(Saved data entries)
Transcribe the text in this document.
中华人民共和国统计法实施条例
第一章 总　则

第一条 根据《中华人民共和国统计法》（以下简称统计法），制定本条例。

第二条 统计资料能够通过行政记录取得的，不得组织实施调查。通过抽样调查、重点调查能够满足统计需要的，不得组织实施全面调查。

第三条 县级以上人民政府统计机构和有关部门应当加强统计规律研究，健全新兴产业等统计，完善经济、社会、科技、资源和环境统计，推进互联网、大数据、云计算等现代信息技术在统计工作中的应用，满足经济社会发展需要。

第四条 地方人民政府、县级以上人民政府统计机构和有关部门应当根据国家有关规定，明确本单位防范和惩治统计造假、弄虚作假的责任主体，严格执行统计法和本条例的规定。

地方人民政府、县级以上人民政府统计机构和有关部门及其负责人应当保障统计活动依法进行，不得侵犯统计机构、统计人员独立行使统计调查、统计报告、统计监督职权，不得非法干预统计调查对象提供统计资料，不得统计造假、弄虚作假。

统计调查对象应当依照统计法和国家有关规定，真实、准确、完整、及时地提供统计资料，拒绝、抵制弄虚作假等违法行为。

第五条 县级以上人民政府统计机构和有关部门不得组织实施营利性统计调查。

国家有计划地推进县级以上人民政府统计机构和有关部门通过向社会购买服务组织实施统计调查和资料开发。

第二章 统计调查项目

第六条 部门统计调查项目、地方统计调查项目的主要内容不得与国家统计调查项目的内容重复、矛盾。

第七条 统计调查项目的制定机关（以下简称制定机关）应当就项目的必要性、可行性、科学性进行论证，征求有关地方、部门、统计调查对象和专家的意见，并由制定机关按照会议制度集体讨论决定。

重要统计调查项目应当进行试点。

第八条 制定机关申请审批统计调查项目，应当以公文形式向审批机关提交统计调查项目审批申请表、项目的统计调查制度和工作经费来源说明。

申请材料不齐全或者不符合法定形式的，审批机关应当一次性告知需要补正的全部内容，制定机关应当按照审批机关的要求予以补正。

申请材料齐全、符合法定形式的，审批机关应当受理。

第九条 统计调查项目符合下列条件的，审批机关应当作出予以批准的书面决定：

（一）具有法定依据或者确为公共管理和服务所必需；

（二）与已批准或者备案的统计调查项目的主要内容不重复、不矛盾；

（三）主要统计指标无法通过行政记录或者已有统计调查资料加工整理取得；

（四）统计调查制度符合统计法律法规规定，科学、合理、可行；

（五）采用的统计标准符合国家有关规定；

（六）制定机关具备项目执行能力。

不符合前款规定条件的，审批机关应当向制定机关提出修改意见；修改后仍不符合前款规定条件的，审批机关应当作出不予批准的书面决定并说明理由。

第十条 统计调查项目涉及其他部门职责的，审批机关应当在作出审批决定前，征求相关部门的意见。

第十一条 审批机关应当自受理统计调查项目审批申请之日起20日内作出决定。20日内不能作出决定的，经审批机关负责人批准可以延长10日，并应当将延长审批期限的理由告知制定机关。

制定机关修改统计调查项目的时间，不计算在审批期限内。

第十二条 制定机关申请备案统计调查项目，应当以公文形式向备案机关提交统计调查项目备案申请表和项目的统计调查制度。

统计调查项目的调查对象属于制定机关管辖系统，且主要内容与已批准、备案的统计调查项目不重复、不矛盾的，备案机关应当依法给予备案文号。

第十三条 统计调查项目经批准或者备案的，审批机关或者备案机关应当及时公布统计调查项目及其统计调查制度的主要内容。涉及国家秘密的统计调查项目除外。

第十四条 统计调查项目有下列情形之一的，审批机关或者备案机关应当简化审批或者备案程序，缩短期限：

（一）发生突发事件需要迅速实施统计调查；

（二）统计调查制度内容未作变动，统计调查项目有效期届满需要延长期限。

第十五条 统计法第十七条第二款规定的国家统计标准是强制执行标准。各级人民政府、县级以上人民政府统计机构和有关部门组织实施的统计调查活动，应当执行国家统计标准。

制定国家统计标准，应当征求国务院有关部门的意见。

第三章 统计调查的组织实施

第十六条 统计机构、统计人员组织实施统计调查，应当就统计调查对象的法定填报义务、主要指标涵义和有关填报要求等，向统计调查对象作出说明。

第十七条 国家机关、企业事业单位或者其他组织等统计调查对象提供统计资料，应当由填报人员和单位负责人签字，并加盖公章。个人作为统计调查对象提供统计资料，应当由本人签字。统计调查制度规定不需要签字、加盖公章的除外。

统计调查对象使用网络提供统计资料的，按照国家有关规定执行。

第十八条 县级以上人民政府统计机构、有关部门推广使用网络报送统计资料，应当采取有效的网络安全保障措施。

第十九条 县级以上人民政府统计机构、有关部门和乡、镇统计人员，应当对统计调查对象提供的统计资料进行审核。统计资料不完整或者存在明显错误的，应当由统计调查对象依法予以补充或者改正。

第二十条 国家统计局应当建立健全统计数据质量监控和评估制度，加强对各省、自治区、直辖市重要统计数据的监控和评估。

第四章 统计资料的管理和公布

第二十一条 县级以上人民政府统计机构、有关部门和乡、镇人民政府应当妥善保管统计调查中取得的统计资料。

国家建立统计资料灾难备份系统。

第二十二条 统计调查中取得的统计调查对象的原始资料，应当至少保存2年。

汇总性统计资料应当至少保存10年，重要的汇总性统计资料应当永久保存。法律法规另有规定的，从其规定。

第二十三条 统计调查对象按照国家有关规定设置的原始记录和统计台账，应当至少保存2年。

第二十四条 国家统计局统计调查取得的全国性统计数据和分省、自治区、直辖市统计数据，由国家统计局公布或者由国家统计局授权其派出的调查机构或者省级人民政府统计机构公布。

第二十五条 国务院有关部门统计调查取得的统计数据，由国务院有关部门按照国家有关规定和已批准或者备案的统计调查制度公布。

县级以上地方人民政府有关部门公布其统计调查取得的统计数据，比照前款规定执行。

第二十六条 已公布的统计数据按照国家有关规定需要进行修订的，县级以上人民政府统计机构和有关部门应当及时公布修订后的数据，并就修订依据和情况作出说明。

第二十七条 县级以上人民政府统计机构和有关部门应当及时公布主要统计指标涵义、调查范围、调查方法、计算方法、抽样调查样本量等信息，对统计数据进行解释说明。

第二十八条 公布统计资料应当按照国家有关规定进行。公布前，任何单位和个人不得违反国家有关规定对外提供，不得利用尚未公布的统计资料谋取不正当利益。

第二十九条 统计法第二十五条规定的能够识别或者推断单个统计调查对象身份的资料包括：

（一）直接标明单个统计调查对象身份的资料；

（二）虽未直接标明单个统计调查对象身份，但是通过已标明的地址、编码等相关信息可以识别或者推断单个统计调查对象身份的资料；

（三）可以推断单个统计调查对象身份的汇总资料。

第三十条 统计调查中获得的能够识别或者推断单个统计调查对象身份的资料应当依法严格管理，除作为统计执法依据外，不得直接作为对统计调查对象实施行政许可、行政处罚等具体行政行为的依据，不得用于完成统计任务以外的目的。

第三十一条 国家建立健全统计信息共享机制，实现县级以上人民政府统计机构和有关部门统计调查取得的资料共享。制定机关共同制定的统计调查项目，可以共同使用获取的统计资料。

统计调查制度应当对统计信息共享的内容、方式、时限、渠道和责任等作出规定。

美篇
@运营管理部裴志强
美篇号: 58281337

= The request =
Copy every line that includes the string "有关部门和乡" from the material above.

= Answer to the exercise =
第十九条 县级以上人民政府统计机构、有关部门和乡、镇统计人员，应当对统计调查对象提供的统计资料进行审核。统计资料不完整或者存在明显错误的，应当由统计调查对象依法予以补充或者改正。
第二十一条 县级以上人民政府统计机构、有关部门和乡、镇人民政府应当妥善保管统计调查中取得的统计资料。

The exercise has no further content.